=== Records for the task ===

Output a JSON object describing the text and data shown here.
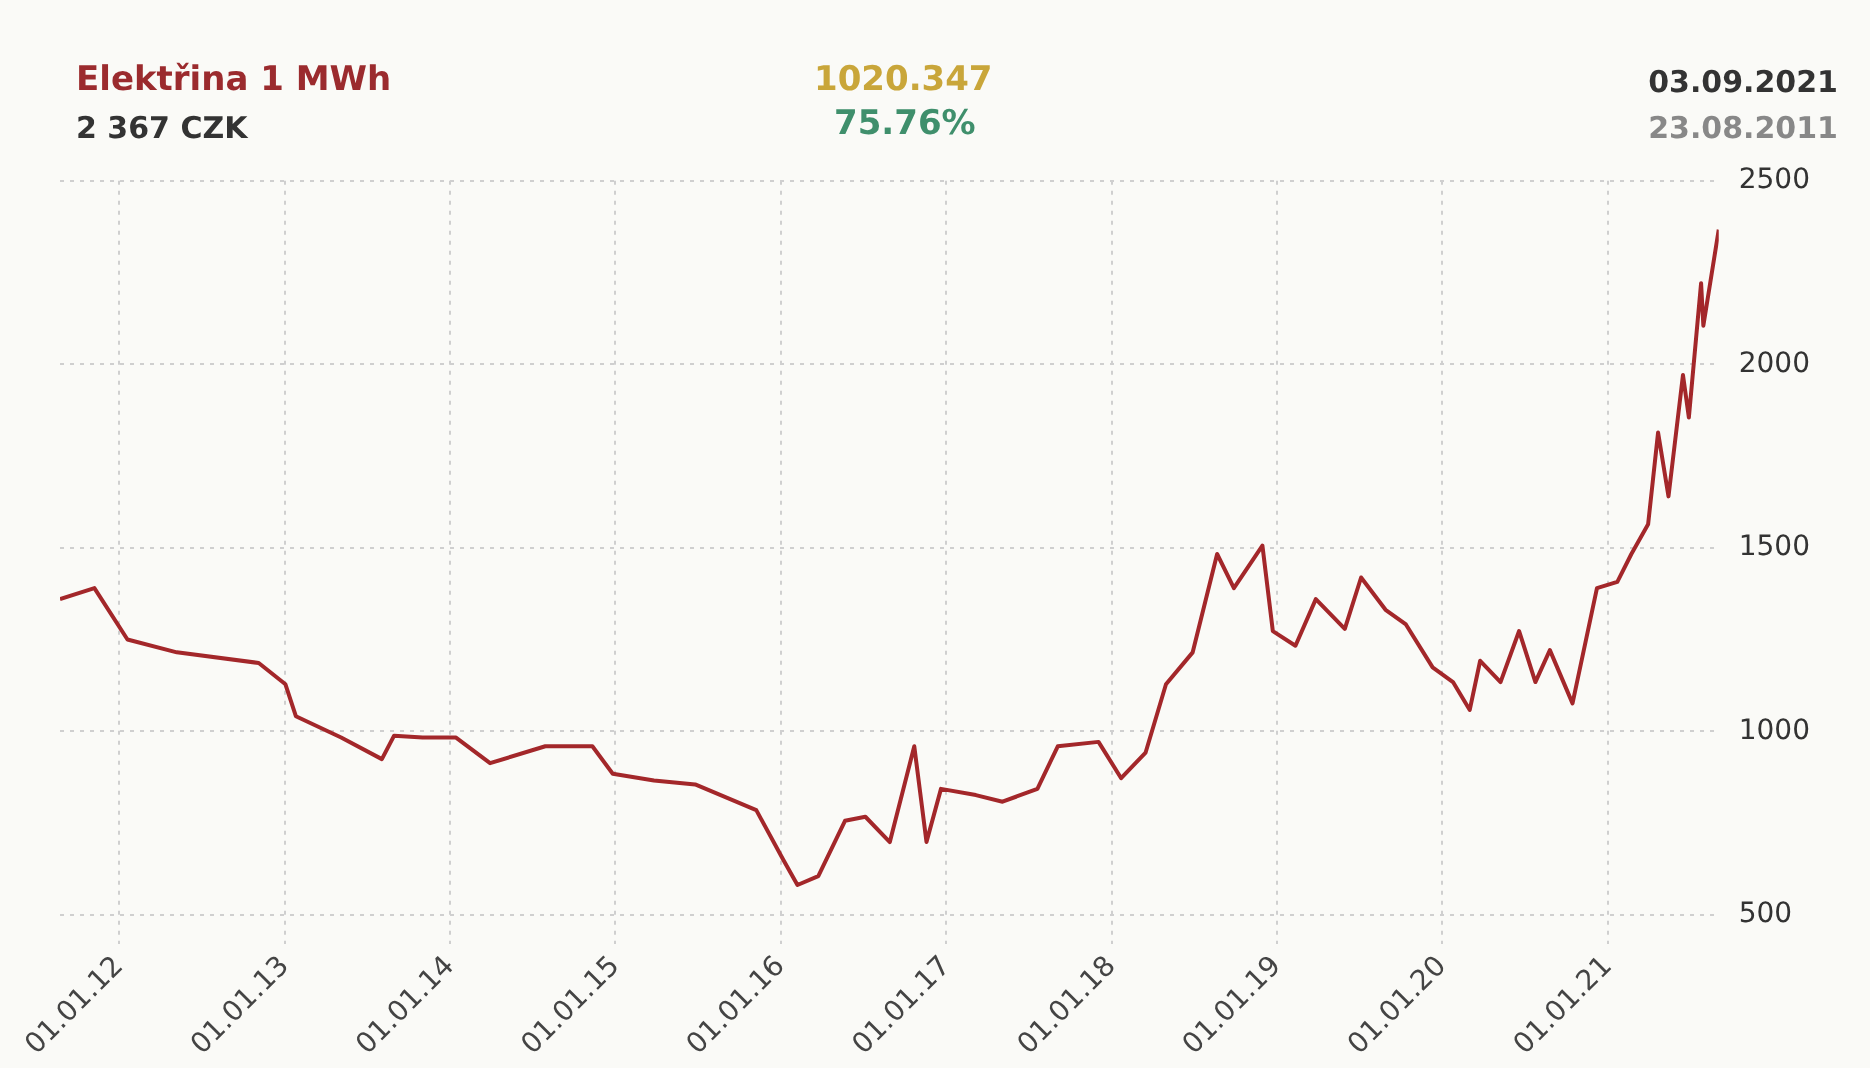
{
  "chart_data": {
    "type": "line",
    "title": "Elektřina 1 MWh",
    "subtitle": "2 367 CZK",
    "annotations": [
      "1020.347",
      "75.76%",
      "03.09.2021",
      "23.08.2011"
    ],
    "x": [
      "2011-08-23",
      "2011-11-07",
      "2012-01-19",
      "2012-05-07",
      "2012-11-04",
      "2013-01-02",
      "2013-01-25",
      "2013-05-05",
      "2013-08-03",
      "2013-08-30",
      "2013-11-01",
      "2014-01-13",
      "2014-03-30",
      "2014-07-30",
      "2014-11-11",
      "2014-12-26",
      "2015-03-27",
      "2015-06-26",
      "2015-11-08",
      "2016-01-06",
      "2016-02-07",
      "2016-03-24",
      "2016-05-22",
      "2016-07-06",
      "2016-08-29",
      "2016-10-22",
      "2016-11-18",
      "2016-12-20",
      "2017-03-07",
      "2017-05-05",
      "2017-07-21",
      "2017-09-04",
      "2017-12-03",
      "2018-01-22",
      "2018-03-17",
      "2018-05-01",
      "2018-06-29",
      "2018-08-22",
      "2018-09-28",
      "2018-11-30",
      "2018-12-23",
      "2019-02-11",
      "2019-03-28",
      "2019-05-31",
      "2019-07-06",
      "2019-08-29",
      "2019-10-13",
      "2019-12-11",
      "2020-01-25",
      "2020-03-02",
      "2020-03-25",
      "2020-05-09",
      "2020-06-19",
      "2020-07-25",
      "2020-08-26",
      "2020-10-15",
      "2020-12-08",
      "2021-01-22",
      "2021-02-22",
      "2021-03-31",
      "2021-04-22",
      "2021-05-15",
      "2021-06-16",
      "2021-06-29",
      "2021-07-26",
      "2021-07-31",
      "2021-09-03"
    ],
    "series": [
      {
        "color": "#a3272a",
        "values": [
          1360,
          1390,
          1250,
          1215,
          1186,
          1128,
          1041,
          983,
          924,
          988,
          983,
          983,
          913,
          959,
          959,
          884,
          866,
          855,
          785,
          651,
          581,
          605,
          756,
          767,
          698,
          959,
          698,
          843,
          826,
          808,
          843,
          959,
          971,
          872,
          942,
          1128,
          1215,
          1483,
          1390,
          1506,
          1273,
          1233,
          1360,
          1279,
          1419,
          1331,
          1291,
          1174,
          1134,
          1058,
          1192,
          1134,
          1273,
          1134,
          1221,
          1076,
          1390,
          1407,
          1483,
          1564,
          1814,
          1640,
          1971,
          1855,
          2221,
          2105,
          2367
        ]
      }
    ],
    "xlim": [
      "2011-08-23",
      "2021-09-03"
    ],
    "xticks": [
      {
        "value": "2012-01-01",
        "label": "01.01.12"
      },
      {
        "value": "2013-01-01",
        "label": "01.01.13"
      },
      {
        "value": "2014-01-01",
        "label": "01.01.14"
      },
      {
        "value": "2015-01-01",
        "label": "01.01.15"
      },
      {
        "value": "2016-01-01",
        "label": "01.01.16"
      },
      {
        "value": "2017-01-01",
        "label": "01.01.17"
      },
      {
        "value": "2018-01-01",
        "label": "01.01.18"
      },
      {
        "value": "2019-01-01",
        "label": "01.01.19"
      },
      {
        "value": "2020-01-01",
        "label": "01.01.20"
      },
      {
        "value": "2021-01-01",
        "label": "01.01.21"
      }
    ],
    "ylim": [
      420,
      2500
    ],
    "yticks": [
      500,
      1000,
      1500,
      2000,
      2500
    ],
    "grid": true,
    "legend": false,
    "marker": "none",
    "line_style": "solid"
  }
}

===

→ **To do**: Pick out lines containing the word "label", each one as written.

→ **Complete response**:
        "label": "01.01.12"
        "label": "01.01.13"
        "label": "01.01.14"
        "label": "01.01.15"
        "label": "01.01.16"
        "label": "01.01.17"
        "label": "01.01.18"
        "label": "01.01.19"
        "label": "01.01.20"
        "label": "01.01.21"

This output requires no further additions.